● Aim of the exercise:
Wherever the string "bottom" appears in the listing, copy that line.

# start of Data section

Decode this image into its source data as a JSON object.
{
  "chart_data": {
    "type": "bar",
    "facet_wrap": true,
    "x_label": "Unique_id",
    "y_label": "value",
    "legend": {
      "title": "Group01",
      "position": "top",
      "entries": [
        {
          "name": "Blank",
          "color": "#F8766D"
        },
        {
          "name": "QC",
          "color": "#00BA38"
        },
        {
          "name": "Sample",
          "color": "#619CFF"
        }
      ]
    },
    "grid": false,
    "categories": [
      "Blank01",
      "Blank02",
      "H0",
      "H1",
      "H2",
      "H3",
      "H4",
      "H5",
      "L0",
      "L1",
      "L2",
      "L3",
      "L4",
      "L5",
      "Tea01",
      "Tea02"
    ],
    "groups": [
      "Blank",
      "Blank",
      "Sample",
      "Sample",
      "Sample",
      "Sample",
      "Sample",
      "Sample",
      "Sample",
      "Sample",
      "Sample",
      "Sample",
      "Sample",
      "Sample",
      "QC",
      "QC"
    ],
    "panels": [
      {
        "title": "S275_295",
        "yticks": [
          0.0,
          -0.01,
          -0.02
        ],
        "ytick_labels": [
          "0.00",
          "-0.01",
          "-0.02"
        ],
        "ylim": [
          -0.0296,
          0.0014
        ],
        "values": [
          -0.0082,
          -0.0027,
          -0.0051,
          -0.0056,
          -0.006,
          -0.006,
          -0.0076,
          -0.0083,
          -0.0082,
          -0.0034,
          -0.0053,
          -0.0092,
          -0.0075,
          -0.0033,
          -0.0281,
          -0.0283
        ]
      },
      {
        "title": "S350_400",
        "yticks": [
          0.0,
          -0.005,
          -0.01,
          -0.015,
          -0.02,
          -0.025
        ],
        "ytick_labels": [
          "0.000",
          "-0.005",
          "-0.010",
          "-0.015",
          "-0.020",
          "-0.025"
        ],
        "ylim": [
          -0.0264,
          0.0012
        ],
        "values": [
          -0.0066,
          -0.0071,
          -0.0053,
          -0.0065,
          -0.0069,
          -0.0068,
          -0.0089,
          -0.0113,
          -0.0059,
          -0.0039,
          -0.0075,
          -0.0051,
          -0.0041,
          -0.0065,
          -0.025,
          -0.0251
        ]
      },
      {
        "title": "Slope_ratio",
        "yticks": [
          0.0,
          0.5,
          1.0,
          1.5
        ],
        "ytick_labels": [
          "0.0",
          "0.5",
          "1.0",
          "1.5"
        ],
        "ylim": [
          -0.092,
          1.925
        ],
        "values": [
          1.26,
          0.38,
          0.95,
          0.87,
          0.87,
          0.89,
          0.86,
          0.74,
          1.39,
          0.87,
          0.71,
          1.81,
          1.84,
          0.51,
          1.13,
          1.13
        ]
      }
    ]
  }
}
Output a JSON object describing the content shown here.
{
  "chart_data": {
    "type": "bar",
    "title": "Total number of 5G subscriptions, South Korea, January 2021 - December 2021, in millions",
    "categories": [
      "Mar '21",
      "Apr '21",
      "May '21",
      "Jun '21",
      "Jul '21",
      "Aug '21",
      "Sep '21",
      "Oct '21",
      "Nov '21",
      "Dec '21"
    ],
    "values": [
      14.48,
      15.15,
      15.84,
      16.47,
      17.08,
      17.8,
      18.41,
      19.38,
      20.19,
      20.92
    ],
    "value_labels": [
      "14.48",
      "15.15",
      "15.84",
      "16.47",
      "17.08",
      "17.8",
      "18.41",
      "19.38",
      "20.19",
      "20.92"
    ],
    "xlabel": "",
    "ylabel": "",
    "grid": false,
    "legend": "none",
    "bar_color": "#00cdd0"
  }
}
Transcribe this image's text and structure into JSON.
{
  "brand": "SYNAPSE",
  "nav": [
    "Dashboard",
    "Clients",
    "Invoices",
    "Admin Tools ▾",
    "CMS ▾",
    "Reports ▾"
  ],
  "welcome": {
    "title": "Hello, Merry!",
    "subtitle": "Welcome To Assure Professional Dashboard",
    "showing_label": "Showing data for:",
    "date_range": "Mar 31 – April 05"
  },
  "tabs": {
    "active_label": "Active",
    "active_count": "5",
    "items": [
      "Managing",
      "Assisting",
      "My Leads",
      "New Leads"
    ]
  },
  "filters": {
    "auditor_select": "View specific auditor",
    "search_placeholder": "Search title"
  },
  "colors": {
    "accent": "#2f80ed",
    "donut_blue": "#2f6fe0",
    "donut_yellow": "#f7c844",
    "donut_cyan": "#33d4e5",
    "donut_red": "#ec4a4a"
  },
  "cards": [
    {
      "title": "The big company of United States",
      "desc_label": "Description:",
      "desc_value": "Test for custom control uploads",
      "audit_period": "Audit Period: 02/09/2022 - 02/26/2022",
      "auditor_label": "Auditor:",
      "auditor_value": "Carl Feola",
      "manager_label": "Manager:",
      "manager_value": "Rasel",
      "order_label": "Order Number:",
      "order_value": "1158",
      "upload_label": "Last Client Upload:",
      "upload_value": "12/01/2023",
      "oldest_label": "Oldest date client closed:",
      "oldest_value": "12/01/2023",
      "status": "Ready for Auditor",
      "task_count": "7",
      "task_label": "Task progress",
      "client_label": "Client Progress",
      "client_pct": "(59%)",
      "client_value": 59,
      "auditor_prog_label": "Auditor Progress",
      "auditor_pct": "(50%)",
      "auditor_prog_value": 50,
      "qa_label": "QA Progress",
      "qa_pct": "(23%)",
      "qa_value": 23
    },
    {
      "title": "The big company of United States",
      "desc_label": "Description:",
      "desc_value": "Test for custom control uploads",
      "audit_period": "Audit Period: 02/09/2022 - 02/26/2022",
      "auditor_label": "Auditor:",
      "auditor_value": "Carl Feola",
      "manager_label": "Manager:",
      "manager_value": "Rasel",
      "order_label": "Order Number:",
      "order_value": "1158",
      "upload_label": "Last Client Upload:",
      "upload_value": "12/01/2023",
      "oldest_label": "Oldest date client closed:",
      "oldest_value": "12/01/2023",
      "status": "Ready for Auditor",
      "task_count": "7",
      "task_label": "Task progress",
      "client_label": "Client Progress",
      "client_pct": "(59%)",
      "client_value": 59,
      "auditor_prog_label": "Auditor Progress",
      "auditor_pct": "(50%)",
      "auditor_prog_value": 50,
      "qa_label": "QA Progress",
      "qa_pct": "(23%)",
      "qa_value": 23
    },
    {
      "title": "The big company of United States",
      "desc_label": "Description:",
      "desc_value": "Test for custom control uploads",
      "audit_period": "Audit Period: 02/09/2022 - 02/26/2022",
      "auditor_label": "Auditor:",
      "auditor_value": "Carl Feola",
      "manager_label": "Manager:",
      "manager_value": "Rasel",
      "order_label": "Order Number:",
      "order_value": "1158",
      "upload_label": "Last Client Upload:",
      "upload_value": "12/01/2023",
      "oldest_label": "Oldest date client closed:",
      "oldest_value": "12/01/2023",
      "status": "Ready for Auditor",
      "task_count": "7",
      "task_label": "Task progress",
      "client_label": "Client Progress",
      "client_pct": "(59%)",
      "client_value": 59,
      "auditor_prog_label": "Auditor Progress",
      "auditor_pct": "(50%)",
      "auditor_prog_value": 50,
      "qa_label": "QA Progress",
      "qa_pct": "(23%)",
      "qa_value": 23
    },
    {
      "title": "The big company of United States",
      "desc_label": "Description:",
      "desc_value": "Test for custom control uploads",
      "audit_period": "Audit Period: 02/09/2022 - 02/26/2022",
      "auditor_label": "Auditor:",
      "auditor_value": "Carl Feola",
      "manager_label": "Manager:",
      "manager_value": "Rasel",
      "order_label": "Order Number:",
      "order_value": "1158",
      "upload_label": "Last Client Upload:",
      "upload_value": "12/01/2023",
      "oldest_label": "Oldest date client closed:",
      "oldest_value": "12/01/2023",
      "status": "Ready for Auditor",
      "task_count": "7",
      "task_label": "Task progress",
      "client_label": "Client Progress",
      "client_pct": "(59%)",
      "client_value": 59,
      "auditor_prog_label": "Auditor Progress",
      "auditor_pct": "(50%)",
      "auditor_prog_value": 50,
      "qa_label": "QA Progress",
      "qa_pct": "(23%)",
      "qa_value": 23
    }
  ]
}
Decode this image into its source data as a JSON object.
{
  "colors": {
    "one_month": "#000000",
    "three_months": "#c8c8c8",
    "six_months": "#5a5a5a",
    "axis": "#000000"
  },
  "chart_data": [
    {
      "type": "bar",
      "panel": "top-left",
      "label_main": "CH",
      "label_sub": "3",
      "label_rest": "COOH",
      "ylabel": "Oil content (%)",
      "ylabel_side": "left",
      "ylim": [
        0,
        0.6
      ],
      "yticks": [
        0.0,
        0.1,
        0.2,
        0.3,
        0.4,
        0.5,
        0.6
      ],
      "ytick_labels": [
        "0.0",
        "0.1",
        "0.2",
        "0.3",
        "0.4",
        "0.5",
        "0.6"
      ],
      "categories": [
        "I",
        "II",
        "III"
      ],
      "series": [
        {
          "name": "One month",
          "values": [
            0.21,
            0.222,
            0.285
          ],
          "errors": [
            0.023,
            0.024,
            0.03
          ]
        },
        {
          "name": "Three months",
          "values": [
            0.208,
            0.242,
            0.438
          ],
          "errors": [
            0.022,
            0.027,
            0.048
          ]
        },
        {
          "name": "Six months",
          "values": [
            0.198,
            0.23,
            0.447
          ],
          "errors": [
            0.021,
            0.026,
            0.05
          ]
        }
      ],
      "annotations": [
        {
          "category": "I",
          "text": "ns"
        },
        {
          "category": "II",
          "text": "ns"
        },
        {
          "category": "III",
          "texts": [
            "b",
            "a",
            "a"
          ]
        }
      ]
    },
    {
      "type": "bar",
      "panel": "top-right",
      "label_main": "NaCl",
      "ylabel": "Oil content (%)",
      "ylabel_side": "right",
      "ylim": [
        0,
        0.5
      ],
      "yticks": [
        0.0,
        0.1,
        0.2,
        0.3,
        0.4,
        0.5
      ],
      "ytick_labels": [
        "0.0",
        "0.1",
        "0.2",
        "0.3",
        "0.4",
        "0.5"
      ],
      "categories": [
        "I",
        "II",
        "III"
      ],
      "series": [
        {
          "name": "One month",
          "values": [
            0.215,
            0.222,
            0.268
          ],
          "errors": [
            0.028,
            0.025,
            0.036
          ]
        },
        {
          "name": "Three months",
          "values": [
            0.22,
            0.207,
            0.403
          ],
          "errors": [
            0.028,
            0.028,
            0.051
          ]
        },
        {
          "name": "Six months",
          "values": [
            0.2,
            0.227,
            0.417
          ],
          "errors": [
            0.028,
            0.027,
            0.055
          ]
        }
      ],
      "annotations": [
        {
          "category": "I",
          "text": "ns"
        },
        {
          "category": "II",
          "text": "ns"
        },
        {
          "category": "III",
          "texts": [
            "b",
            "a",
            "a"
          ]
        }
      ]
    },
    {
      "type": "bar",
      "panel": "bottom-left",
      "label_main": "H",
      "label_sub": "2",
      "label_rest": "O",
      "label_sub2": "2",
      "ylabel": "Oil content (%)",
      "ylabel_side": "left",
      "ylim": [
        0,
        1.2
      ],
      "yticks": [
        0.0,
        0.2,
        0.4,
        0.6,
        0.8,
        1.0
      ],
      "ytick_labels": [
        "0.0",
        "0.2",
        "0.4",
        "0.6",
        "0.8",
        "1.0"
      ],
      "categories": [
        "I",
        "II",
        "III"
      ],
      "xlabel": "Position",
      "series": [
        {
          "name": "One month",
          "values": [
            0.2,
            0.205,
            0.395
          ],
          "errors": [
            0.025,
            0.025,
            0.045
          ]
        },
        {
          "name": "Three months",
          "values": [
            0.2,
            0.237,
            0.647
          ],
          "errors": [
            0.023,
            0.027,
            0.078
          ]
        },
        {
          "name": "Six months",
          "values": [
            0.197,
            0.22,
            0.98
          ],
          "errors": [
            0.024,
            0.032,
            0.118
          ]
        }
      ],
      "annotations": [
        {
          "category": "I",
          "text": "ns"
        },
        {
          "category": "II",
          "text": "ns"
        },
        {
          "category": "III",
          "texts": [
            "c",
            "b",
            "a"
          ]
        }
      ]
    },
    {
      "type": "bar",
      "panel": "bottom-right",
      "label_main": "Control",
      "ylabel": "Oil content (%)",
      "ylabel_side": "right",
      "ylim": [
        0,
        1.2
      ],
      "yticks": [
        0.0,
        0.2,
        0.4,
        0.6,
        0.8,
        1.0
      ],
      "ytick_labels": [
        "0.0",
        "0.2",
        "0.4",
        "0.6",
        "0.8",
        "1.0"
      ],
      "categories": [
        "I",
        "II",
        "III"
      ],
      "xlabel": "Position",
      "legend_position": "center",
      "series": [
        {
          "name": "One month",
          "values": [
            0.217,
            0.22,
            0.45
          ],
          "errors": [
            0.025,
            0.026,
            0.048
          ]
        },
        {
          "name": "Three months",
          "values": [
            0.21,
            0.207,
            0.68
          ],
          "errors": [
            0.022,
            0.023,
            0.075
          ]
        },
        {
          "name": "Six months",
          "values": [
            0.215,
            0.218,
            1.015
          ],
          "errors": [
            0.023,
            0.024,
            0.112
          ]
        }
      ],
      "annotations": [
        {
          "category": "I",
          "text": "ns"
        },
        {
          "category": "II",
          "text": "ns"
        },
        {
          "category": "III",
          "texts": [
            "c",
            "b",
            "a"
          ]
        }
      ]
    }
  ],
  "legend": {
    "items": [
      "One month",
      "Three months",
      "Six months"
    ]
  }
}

# end of Data section

● Answer to the task:
      "panel": "bottom-left",
      "panel": "bottom-right",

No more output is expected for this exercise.